**Records from a collection of figures**:
%%
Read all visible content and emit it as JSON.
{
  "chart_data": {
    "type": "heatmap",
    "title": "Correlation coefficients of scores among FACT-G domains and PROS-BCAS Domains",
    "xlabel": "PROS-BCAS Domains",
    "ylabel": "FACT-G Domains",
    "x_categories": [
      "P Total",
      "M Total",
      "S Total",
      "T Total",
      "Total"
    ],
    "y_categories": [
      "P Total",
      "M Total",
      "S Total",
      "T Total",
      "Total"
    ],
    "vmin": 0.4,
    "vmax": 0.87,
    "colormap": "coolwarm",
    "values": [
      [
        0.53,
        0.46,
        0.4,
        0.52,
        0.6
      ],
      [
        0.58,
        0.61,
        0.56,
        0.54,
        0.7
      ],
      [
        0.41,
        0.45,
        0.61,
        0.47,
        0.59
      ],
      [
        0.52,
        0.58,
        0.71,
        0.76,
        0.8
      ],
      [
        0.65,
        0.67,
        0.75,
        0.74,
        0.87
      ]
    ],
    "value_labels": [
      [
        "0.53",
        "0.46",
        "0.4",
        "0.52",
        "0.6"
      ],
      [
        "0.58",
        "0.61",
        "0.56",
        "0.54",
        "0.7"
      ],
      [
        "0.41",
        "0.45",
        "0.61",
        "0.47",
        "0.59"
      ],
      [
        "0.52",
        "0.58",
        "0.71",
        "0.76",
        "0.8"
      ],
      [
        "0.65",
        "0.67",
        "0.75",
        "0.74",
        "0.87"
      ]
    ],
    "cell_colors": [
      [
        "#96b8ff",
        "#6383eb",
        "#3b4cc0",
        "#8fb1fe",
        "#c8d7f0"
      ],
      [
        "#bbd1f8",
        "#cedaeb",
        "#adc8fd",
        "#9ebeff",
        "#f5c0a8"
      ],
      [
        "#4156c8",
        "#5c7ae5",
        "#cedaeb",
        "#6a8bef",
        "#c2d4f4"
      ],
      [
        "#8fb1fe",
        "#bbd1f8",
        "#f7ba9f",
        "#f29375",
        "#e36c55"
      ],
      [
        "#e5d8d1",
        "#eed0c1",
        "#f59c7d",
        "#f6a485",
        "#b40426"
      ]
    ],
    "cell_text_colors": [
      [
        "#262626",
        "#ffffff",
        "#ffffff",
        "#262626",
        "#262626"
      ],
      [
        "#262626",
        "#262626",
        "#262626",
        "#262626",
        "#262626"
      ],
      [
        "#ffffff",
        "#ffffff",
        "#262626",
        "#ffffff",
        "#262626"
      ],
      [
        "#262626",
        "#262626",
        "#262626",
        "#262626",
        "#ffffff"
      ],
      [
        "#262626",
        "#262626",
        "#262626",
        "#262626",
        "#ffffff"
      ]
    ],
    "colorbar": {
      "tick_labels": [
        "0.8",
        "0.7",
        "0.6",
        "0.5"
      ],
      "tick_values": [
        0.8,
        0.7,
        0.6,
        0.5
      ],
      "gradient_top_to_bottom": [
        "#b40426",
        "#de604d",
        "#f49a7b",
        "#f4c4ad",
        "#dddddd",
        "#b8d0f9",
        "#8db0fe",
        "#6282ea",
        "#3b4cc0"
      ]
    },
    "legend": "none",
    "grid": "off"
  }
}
%%
**Prompt**: Repeat the records above exactly, leaving none out.

**Full answer**:
Read all visible content and emit it as JSON.
{
  "chart_data": {
    "type": "heatmap",
    "title": "Correlation coefficients of scores among FACT-G domains and PROS-BCAS Domains",
    "xlabel": "PROS-BCAS Domains",
    "ylabel": "FACT-G Domains",
    "x_categories": [
      "P Total",
      "M Total",
      "S Total",
      "T Total",
      "Total"
    ],
    "y_categories": [
      "P Total",
      "M Total",
      "S Total",
      "T Total",
      "Total"
    ],
    "vmin": 0.4,
    "vmax": 0.87,
    "colormap": "coolwarm",
    "values": [
      [
        0.53,
        0.46,
        0.4,
        0.52,
        0.6
      ],
      [
        0.58,
        0.61,
        0.56,
        0.54,
        0.7
      ],
      [
        0.41,
        0.45,
        0.61,
        0.47,
        0.59
      ],
      [
        0.52,
        0.58,
        0.71,
        0.76,
        0.8
      ],
      [
        0.65,
        0.67,
        0.75,
        0.74,
        0.87
      ]
    ],
    "value_labels": [
      [
        "0.53",
        "0.46",
        "0.4",
        "0.52",
        "0.6"
      ],
      [
        "0.58",
        "0.61",
        "0.56",
        "0.54",
        "0.7"
      ],
      [
        "0.41",
        "0.45",
        "0.61",
        "0.47",
        "0.59"
      ],
      [
        "0.52",
        "0.58",
        "0.71",
        "0.76",
        "0.8"
      ],
      [
        "0.65",
        "0.67",
        "0.75",
        "0.74",
        "0.87"
      ]
    ],
    "cell_colors": [
      [
        "#96b8ff",
        "#6383eb",
        "#3b4cc0",
        "#8fb1fe",
        "#c8d7f0"
      ],
      [
        "#bbd1f8",
        "#cedaeb",
        "#adc8fd",
        "#9ebeff",
        "#f5c0a8"
      ],
      [
        "#4156c8",
        "#5c7ae5",
        "#cedaeb",
        "#6a8bef",
        "#c2d4f4"
      ],
      [
        "#8fb1fe",
        "#bbd1f8",
        "#f7ba9f",
        "#f29375",
        "#e36c55"
      ],
      [
        "#e5d8d1",
        "#eed0c1",
        "#f59c7d",
        "#f6a485",
        "#b40426"
      ]
    ],
    "cell_text_colors": [
      [
        "#262626",
        "#ffffff",
        "#ffffff",
        "#262626",
        "#262626"
      ],
      [
        "#262626",
        "#262626",
        "#262626",
        "#262626",
        "#262626"
      ],
      [
        "#ffffff",
        "#ffffff",
        "#262626",
        "#ffffff",
        "#262626"
      ],
      [
        "#262626",
        "#262626",
        "#262626",
        "#262626",
        "#ffffff"
      ],
      [
        "#262626",
        "#262626",
        "#262626",
        "#262626",
        "#ffffff"
      ]
    ],
    "colorbar": {
      "tick_labels": [
        "0.8",
        "0.7",
        "0.6",
        "0.5"
      ],
      "tick_values": [
        0.8,
        0.7,
        0.6,
        0.5
      ],
      "gradient_top_to_bottom": [
        "#b40426",
        "#de604d",
        "#f49a7b",
        "#f4c4ad",
        "#dddddd",
        "#b8d0f9",
        "#8db0fe",
        "#6282ea",
        "#3b4cc0"
      ]
    },
    "legend": "none",
    "grid": "off"
  }
}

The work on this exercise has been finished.